• A block of data:

☆ ☆ ☆ ☆ ☆

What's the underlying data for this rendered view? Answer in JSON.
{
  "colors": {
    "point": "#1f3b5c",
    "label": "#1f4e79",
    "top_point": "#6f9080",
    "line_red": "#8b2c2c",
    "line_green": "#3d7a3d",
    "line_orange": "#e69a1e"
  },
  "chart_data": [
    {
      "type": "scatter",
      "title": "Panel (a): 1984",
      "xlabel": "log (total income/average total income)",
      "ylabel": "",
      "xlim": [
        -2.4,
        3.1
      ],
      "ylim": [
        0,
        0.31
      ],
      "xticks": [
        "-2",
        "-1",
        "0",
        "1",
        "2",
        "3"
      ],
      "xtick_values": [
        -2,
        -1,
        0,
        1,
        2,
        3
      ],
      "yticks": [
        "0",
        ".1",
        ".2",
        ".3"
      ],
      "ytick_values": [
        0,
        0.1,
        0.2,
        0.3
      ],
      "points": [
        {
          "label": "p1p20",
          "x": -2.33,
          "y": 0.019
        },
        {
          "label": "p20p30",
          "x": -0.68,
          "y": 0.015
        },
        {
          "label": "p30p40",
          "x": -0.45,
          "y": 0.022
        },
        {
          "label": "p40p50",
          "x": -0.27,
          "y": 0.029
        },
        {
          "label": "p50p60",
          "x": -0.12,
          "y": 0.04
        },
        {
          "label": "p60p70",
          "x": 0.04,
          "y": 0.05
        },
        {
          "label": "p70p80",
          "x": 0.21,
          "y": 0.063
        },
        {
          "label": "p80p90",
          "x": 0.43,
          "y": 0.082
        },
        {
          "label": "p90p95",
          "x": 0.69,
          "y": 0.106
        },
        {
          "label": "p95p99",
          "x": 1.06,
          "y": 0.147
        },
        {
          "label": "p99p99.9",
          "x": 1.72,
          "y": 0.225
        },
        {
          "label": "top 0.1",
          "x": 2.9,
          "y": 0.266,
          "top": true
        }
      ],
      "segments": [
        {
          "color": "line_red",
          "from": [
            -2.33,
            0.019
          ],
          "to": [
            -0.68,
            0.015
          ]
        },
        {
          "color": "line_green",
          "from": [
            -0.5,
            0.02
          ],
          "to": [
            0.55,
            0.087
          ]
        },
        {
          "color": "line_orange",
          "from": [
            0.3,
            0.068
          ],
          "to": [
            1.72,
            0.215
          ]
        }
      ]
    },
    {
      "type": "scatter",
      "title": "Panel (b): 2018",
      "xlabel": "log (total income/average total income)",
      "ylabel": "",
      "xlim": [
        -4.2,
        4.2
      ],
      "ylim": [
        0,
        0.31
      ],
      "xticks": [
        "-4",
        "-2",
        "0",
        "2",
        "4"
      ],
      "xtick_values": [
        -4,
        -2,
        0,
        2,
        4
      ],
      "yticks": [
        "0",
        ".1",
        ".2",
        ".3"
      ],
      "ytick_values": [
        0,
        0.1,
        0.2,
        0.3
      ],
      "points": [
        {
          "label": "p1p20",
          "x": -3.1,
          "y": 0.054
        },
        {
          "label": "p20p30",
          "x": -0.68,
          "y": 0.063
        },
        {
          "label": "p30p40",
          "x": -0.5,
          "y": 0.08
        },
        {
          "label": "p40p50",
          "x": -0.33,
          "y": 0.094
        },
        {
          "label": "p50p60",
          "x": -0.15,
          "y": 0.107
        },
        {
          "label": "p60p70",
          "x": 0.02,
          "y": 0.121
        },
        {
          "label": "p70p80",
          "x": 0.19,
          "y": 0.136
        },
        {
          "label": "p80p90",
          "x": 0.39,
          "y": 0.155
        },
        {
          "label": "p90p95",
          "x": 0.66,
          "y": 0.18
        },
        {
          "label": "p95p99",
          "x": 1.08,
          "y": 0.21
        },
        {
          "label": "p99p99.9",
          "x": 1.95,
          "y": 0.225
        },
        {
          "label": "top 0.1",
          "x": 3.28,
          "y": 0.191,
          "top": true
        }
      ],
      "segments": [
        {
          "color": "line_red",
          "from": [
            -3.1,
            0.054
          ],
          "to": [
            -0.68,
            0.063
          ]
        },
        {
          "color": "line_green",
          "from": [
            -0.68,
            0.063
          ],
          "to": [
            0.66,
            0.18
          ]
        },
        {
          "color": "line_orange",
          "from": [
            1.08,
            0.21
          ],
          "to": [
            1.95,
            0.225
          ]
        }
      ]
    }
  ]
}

☆ ☆ ☆ ☆ ☆

• WHAT YOU HAVE TO DO: Extract the full listing above without alteration.

• FINISHED EXERCISE:
What's the underlying data for this rendered view? Answer in JSON.
{
  "colors": {
    "point": "#1f3b5c",
    "label": "#1f4e79",
    "top_point": "#6f9080",
    "line_red": "#8b2c2c",
    "line_green": "#3d7a3d",
    "line_orange": "#e69a1e"
  },
  "chart_data": [
    {
      "type": "scatter",
      "title": "Panel (a): 1984",
      "xlabel": "log (total income/average total income)",
      "ylabel": "",
      "xlim": [
        -2.4,
        3.1
      ],
      "ylim": [
        0,
        0.31
      ],
      "xticks": [
        "-2",
        "-1",
        "0",
        "1",
        "2",
        "3"
      ],
      "xtick_values": [
        -2,
        -1,
        0,
        1,
        2,
        3
      ],
      "yticks": [
        "0",
        ".1",
        ".2",
        ".3"
      ],
      "ytick_values": [
        0,
        0.1,
        0.2,
        0.3
      ],
      "points": [
        {
          "label": "p1p20",
          "x": -2.33,
          "y": 0.019
        },
        {
          "label": "p20p30",
          "x": -0.68,
          "y": 0.015
        },
        {
          "label": "p30p40",
          "x": -0.45,
          "y": 0.022
        },
        {
          "label": "p40p50",
          "x": -0.27,
          "y": 0.029
        },
        {
          "label": "p50p60",
          "x": -0.12,
          "y": 0.04
        },
        {
          "label": "p60p70",
          "x": 0.04,
          "y": 0.05
        },
        {
          "label": "p70p80",
          "x": 0.21,
          "y": 0.063
        },
        {
          "label": "p80p90",
          "x": 0.43,
          "y": 0.082
        },
        {
          "label": "p90p95",
          "x": 0.69,
          "y": 0.106
        },
        {
          "label": "p95p99",
          "x": 1.06,
          "y": 0.147
        },
        {
          "label": "p99p99.9",
          "x": 1.72,
          "y": 0.225
        },
        {
          "label": "top 0.1",
          "x": 2.9,
          "y": 0.266,
          "top": true
        }
      ],
      "segments": [
        {
          "color": "line_red",
          "from": [
            -2.33,
            0.019
          ],
          "to": [
            -0.68,
            0.015
          ]
        },
        {
          "color": "line_green",
          "from": [
            -0.5,
            0.02
          ],
          "to": [
            0.55,
            0.087
          ]
        },
        {
          "color": "line_orange",
          "from": [
            0.3,
            0.068
          ],
          "to": [
            1.72,
            0.215
          ]
        }
      ]
    },
    {
      "type": "scatter",
      "title": "Panel (b): 2018",
      "xlabel": "log (total income/average total income)",
      "ylabel": "",
      "xlim": [
        -4.2,
        4.2
      ],
      "ylim": [
        0,
        0.31
      ],
      "xticks": [
        "-4",
        "-2",
        "0",
        "2",
        "4"
      ],
      "xtick_values": [
        -4,
        -2,
        0,
        2,
        4
      ],
      "yticks": [
        "0",
        ".1",
        ".2",
        ".3"
      ],
      "ytick_values": [
        0,
        0.1,
        0.2,
        0.3
      ],
      "points": [
        {
          "label": "p1p20",
          "x": -3.1,
          "y": 0.054
        },
        {
          "label": "p20p30",
          "x": -0.68,
          "y": 0.063
        },
        {
          "label": "p30p40",
          "x": -0.5,
          "y": 0.08
        },
        {
          "label": "p40p50",
          "x": -0.33,
          "y": 0.094
        },
        {
          "label": "p50p60",
          "x": -0.15,
          "y": 0.107
        },
        {
          "label": "p60p70",
          "x": 0.02,
          "y": 0.121
        },
        {
          "label": "p70p80",
          "x": 0.19,
          "y": 0.136
        },
        {
          "label": "p80p90",
          "x": 0.39,
          "y": 0.155
        },
        {
          "label": "p90p95",
          "x": 0.66,
          "y": 0.18
        },
        {
          "label": "p95p99",
          "x": 1.08,
          "y": 0.21
        },
        {
          "label": "p99p99.9",
          "x": 1.95,
          "y": 0.225
        },
        {
          "label": "top 0.1",
          "x": 3.28,
          "y": 0.191,
          "top": true
        }
      ],
      "segments": [
        {
          "color": "line_red",
          "from": [
            -3.1,
            0.054
          ],
          "to": [
            -0.68,
            0.063
          ]
        },
        {
          "color": "line_green",
          "from": [
            -0.68,
            0.063
          ],
          "to": [
            0.66,
            0.18
          ]
        },
        {
          "color": "line_orange",
          "from": [
            1.08,
            0.21
          ],
          "to": [
            1.95,
            0.225
          ]
        }
      ]
    }
  ]
}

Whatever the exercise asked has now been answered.